# [Input]
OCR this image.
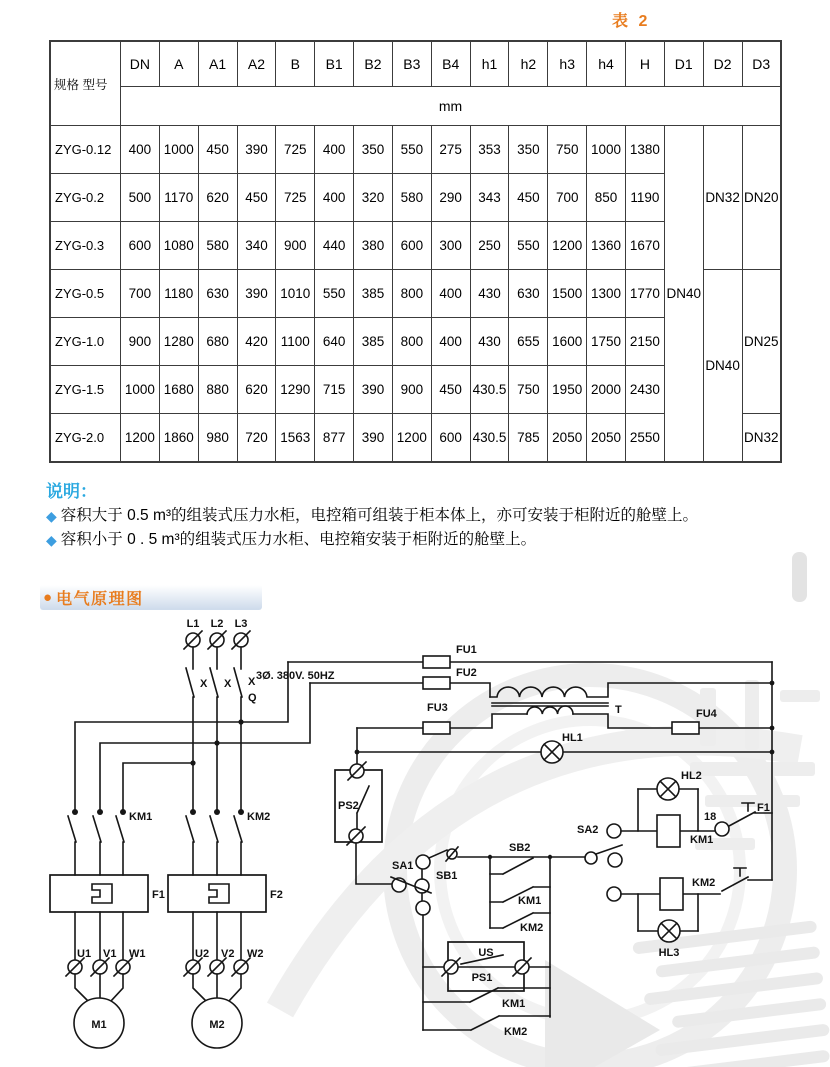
L1 L2 L3
3Ø. 380V. 50HZ
X X X
Q
FU1
FU2
FU3	FU4
T
HL1
PS2
KM1	KM2
F1	F2
U1 V1 W1	U2 V2 W2
M1	M2
SA1
SB1
SB2
KM1
KM2
SA2
HL2
KM1
18
F1
KM2
HL3
US
PS1
KM1
KM2
表 2
规格 型号	DN	A	A1	A2	B	B1	B2	B3	B4	h1	h2	h3	h4	H	D1	D2	D3
	mm																
ZYG-0.12	400	1000	450	390	725	400	350	550	275	353	350	750	1000	1380	DN40	DN32	DN20
ZYG-0.2	500	1170	620	450	725	400	320	580	290	343	450	700	850	1190			
ZYG-0.3	600	1080	580	340	900	440	380	600	300	250	550	1200	1360	1670			
ZYG-0.5	700	1180	630	390	1010	550	385	800	400	430	630	1500	1300	1770		DN40	DN25
ZYG-1.0	900	1280	680	420	1100	640	385	800	400	430	655	1600	1750	2150			
ZYG-1.5	1000	1680	880	620	1290	715	390	900	450	430.5	750	1950	2000	2430			
ZYG-2.0	1200	1860	980	720	1563	877	390	1200	600	430.5	785	2050	2050	2550			DN32
说明：
◆ 容积大于 0.5 m³的组装式压力水柜，电控箱可组装于柜本体上，亦可安装于柜附近的舱壁上。
◆ 容积小于 0 . 5 m³的组装式压力水柜、电控箱安装于柜附近的舱壁上。
● 电气原理图
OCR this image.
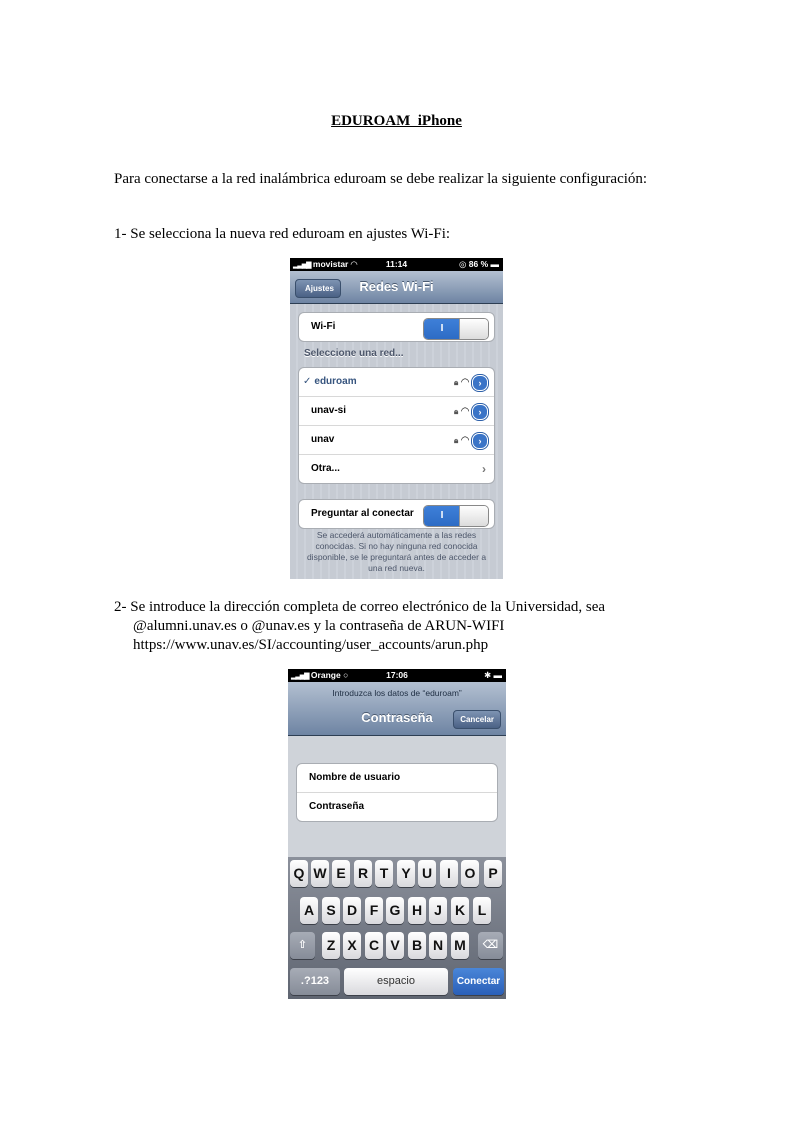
EDUROAM  iPhone
Para conectarse a la red inalámbrica eduroam se debe realizar la siguiente configuración:
1- Se selecciona la nueva red eduroam en ajustes Wi-Fi:
2- Se introduce la dirección completa de correo electrónico de la Universidad, sea
@alumni.unav.es o @unav.es y la contraseña de ARUN-WIFI
https://www.unav.es/SI/accounting/user_accounts/arun.php
▂▃▅▇ movistar ◠	11:14	◎ 86 % ▬
Ajustes	Redes Wi-Fi
Wi-Fi	I
Seleccione una red...
✓ eduroam	🔒︎ ◠ ›
unav-si	🔒︎ ◠ ›
unav	🔒︎ ◠ ›
Otra...	›
Preguntar al conectar	I
Se accederá automáticamente a las redes conocidas. Si no hay ninguna red conocida disponible, se le preguntará antes de acceder a una red nueva.
▂▃▅▇ Orange ○	17:06	✱ ▬
Introduzca los datos de “eduroam”
Contraseña	Cancelar
Nombre de usuario
Contraseña
Q W E R T Y U	I O P
A S D F G H J K L
⇧	Z X C V B N M	⌫
.?123	espacio	Conectar
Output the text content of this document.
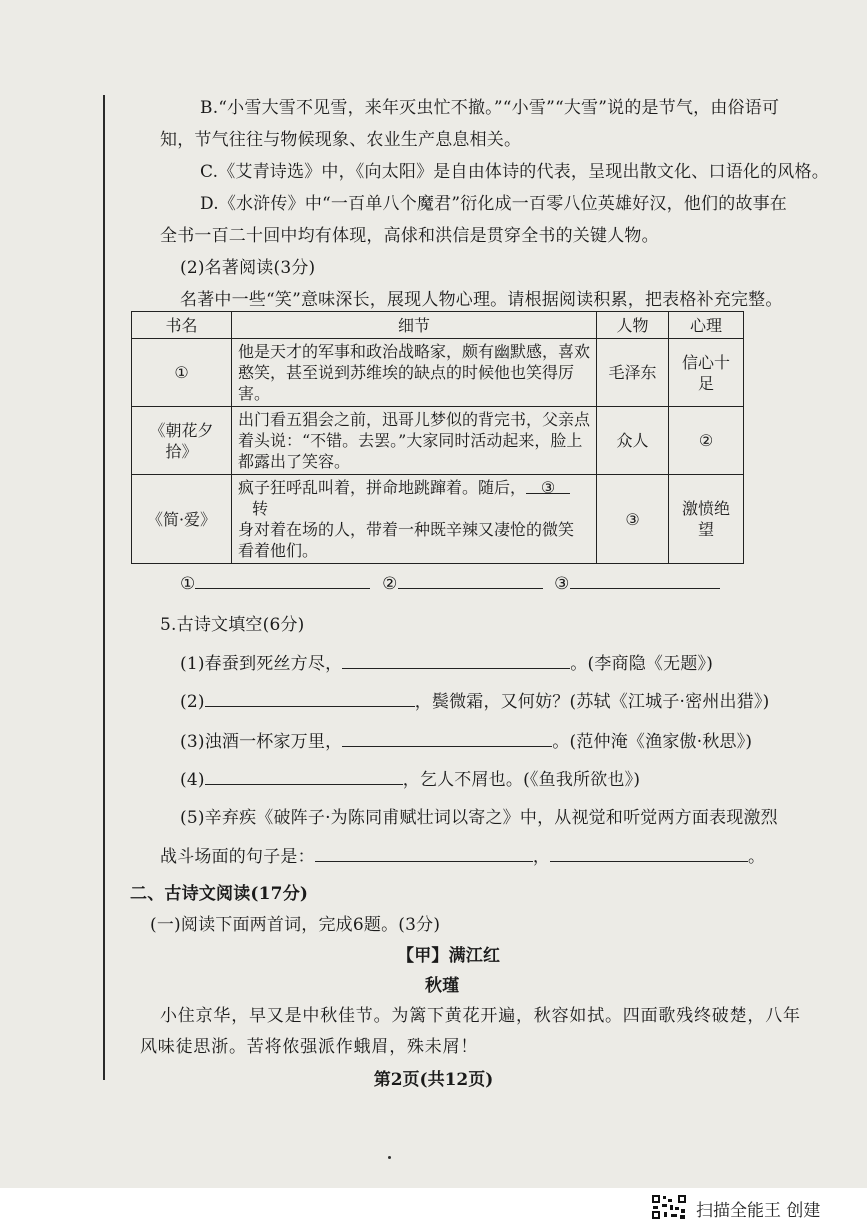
B.“小雪大雪不见雪，来年灭虫忙不撤。”“小雪”“大雪”说的是节气，由俗语可
知，节气往往与物候现象、农业生产息息相关。
C.《艾青诗选》中，《向太阳》是自由体诗的代表，呈现出散文化、口语化的风格。
D.《水浒传》中“一百单八个魔君”衍化成一百零八位英雄好汉，他们的故事在
全书一百二十回中均有体现，高俅和洪信是贯穿全书的关键人物。
(2)名著阅读(3分)
名著中一些“笑”意味深长，展现人物心理。请根据阅读积累，把表格补充完整。
书名	细节	人物	心理
①	他是天才的军事和政治战略家，颇有幽默感，喜欢
憨笑，甚至说到苏维埃的缺点的时候他也笑得厉
害。	毛泽东	信心十足
《朝花夕拾》	出门看五猖会之前，迅哥儿梦似的背完书，父亲点
着头说：“不错。去罢。”大家同时活动起来，脸上
都露出了笑容。	众人	②
《简·爱》	疯子狂呼乱叫着，拼命地跳蹿着。随后， ③转
身对着在场的人，带着一种既辛辣又凄怆的微笑
看着他们。	③	激愤绝望
①	②	③
5.古诗文填空(6分)
(1)春蚕到死丝方尽，	。(李商隐《无题》)
(2)	，鬓微霜，又何妨？(苏轼《江城子·密州出猎》)
(3)浊酒一杯家万里，	。(范仲淹《渔家傲·秋思》)
(4)	，乞人不屑也。(《鱼我所欲也》)
(5)辛弃疾《破阵子·为陈同甫赋壮词以寄之》中，从视觉和听觉两方面表现激烈
战斗场面的句子是：	，	。
二、古诗文阅读(17分)
(一)阅读下面两首词，完成6题。(3分)
【甲】满江红
秋瑾
小住京华，早又是中秋佳节。为篱下黄花开遍，秋容如拭。四面歌残终破楚，八年
风味徒思浙。苦将侬强派作蛾眉，殊未屑！
第2页(共12页)
扫描全能王 创建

# [What you are asked to do]
Retype, without any picture, exactly the lines from the one with "Output the text content of this document." through the end of the entries, inclusive.

# [Solution for this problem]
Output the text content of this document.
B.“小雪大雪不见雪，来年灭虫忙不撤。”“小雪”“大雪”说的是节气，由俗语可
知，节气往往与物候现象、农业生产息息相关。
C.《艾青诗选》中，《向太阳》是自由体诗的代表，呈现出散文化、口语化的风格。
D.《水浒传》中“一百单八个魔君”衍化成一百零八位英雄好汉，他们的故事在
全书一百二十回中均有体现，高俅和洪信是贯穿全书的关键人物。
(2)名著阅读(3分)
名著中一些“笑”意味深长，展现人物心理。请根据阅读积累，把表格补充完整。
书名	细节	人物	心理
①	他是天才的军事和政治战略家，颇有幽默感，喜欢
憨笑，甚至说到苏维埃的缺点的时候他也笑得厉
害。	毛泽东	信心十足
《朝花夕拾》	出门看五猖会之前，迅哥儿梦似的背完书，父亲点
着头说：“不错。去罢。”大家同时活动起来，脸上
都露出了笑容。	众人	②
《简·爱》	疯子狂呼乱叫着，拼命地跳蹿着。随后， ③转
身对着在场的人，带着一种既辛辣又凄怆的微笑
看着他们。	③	激愤绝望
①	②	③
5.古诗文填空(6分)
(1)春蚕到死丝方尽，	。(李商隐《无题》)
(2)	，鬓微霜，又何妨？(苏轼《江城子·密州出猎》)
(3)浊酒一杯家万里，	。(范仲淹《渔家傲·秋思》)
(4)	，乞人不屑也。(《鱼我所欲也》)
(5)辛弃疾《破阵子·为陈同甫赋壮词以寄之》中，从视觉和听觉两方面表现激烈
战斗场面的句子是：	，	。
二、古诗文阅读(17分)
(一)阅读下面两首词，完成6题。(3分)
【甲】满江红
秋瑾
小住京华，早又是中秋佳节。为篱下黄花开遍，秋容如拭。四面歌残终破楚，八年
风味徒思浙。苦将侬强派作蛾眉，殊未屑！
第2页(共12页)
扫描全能王 创建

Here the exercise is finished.